## begin

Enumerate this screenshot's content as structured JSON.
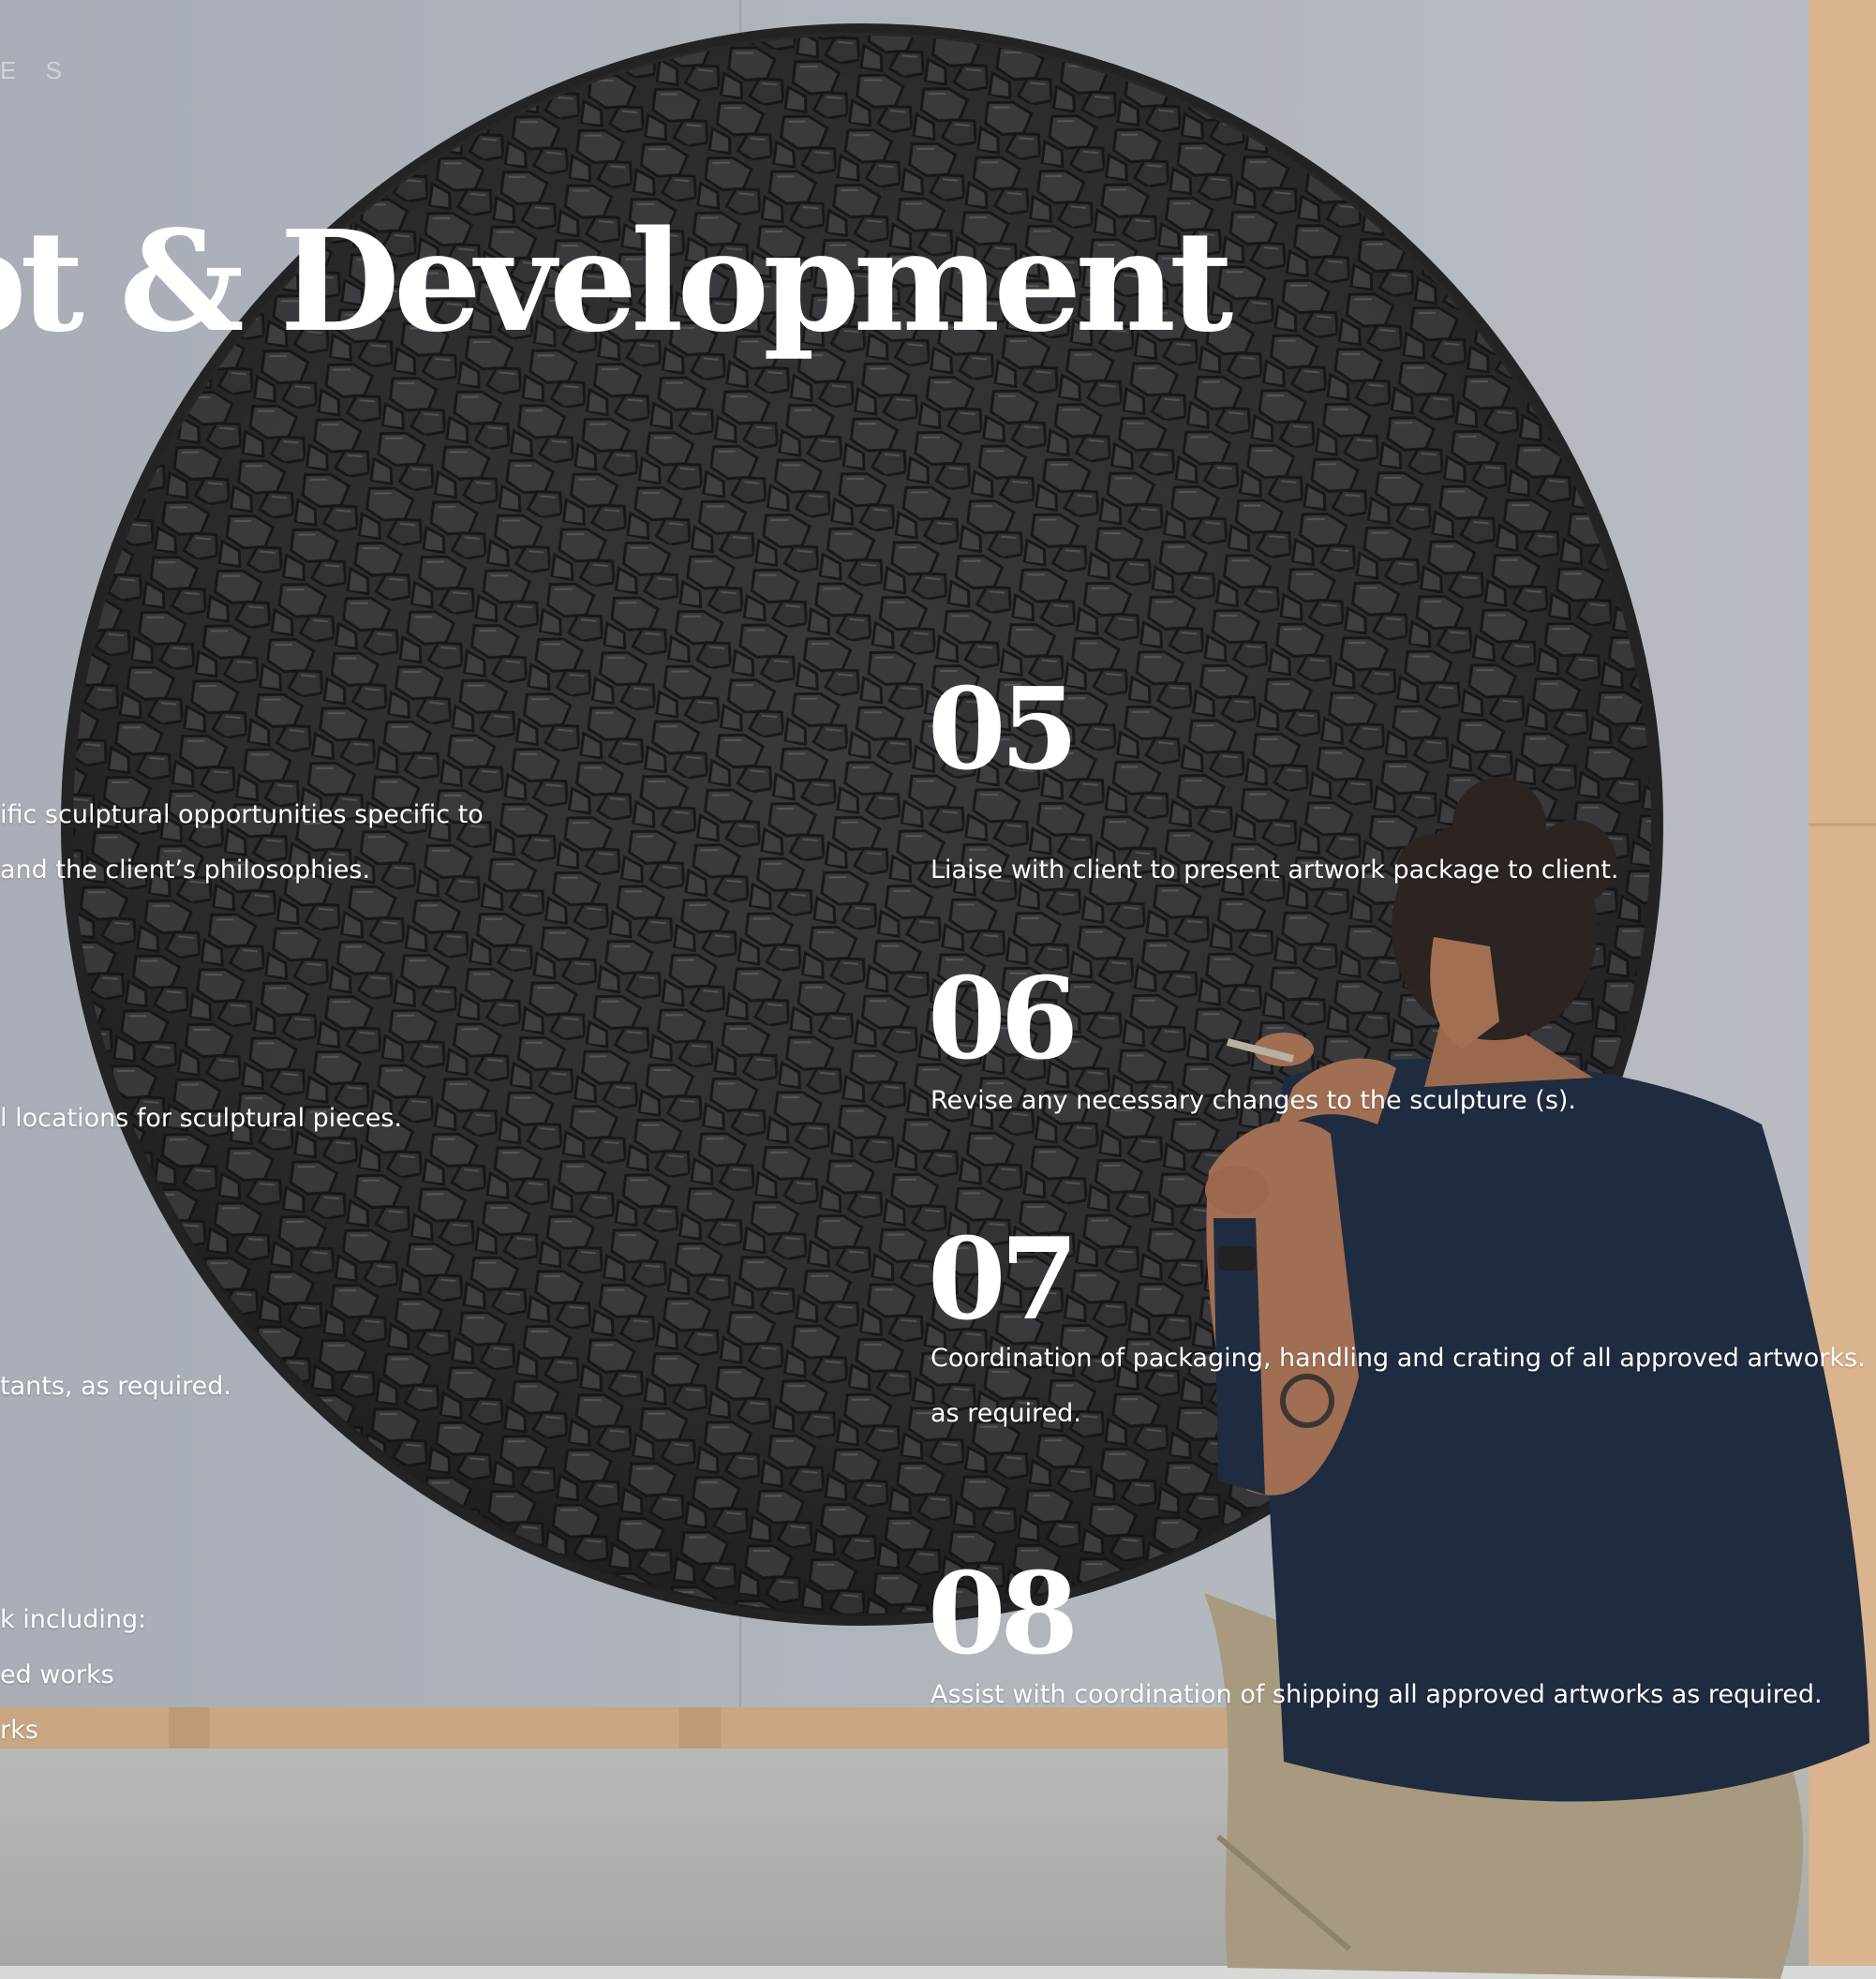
{
  "header": {
    "section_label": "E S",
    "title": "pt & Development"
  },
  "left_column": {
    "line_1": "ific sculptural opportunities specific to",
    "line_2": "and the client’s philosophies.",
    "line_3": "l locations for sculptural pieces.",
    "line_4": "tants, as required.",
    "line_5": "k including:",
    "line_6": "ed works",
    "line_7": "rks"
  },
  "steps": [
    {
      "number": "05",
      "text": "Liaise with client to present artwork package to client."
    },
    {
      "number": "06",
      "text": "Revise any necessary changes to the sculpture (s)."
    },
    {
      "number": "07",
      "text": "Coordination of packaging, handling and crating of all approved artworks.",
      "text_2": "as required."
    },
    {
      "number": "08",
      "text": "Assist with coordination of shipping all approved artworks as required."
    }
  ],
  "colors": {
    "wall": "#aeb2b9",
    "sculpture": "#2f2f31",
    "plywood": "#d9b48e",
    "floor": "#b4b4b0",
    "shirt": "#1f2b3f",
    "trousers": "#a89a80",
    "text": "#ffffff"
  }
}
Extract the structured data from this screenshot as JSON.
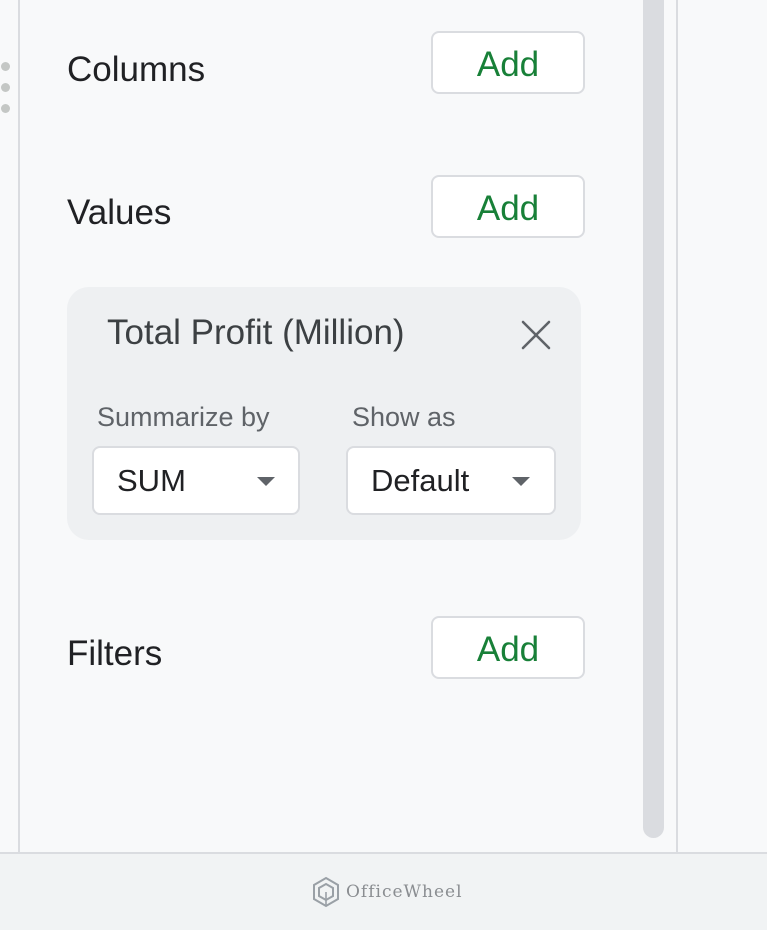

## end

Required task: Keep the pictures out of your copy, and repeat every entry above exactly.

Response:
Enumerate this screenshot's content as structured JSON.
{
  "header": {
    "section_label": "E S",
    "title": "pt & Development"
  },
  "left_column": {
    "line_1": "ific sculptural opportunities specific to",
    "line_2": "and the client’s philosophies.",
    "line_3": "l locations for sculptural pieces.",
    "line_4": "tants, as required.",
    "line_5": "k including:",
    "line_6": "ed works",
    "line_7": "rks"
  },
  "steps": [
    {
      "number": "05",
      "text": "Liaise with client to present artwork package to client."
    },
    {
      "number": "06",
      "text": "Revise any necessary changes to the sculpture (s)."
    },
    {
      "number": "07",
      "text": "Coordination of packaging, handling and crating of all approved artworks.",
      "text_2": "as required."
    },
    {
      "number": "08",
      "text": "Assist with coordination of shipping all approved artworks as required."
    }
  ],
  "colors": {
    "wall": "#aeb2b9",
    "sculpture": "#2f2f31",
    "plywood": "#d9b48e",
    "floor": "#b4b4b0",
    "shirt": "#1f2b3f",
    "trousers": "#a89a80",
    "text": "#ffffff"
  }
}
Extract the structured data from this screenshot as JSON.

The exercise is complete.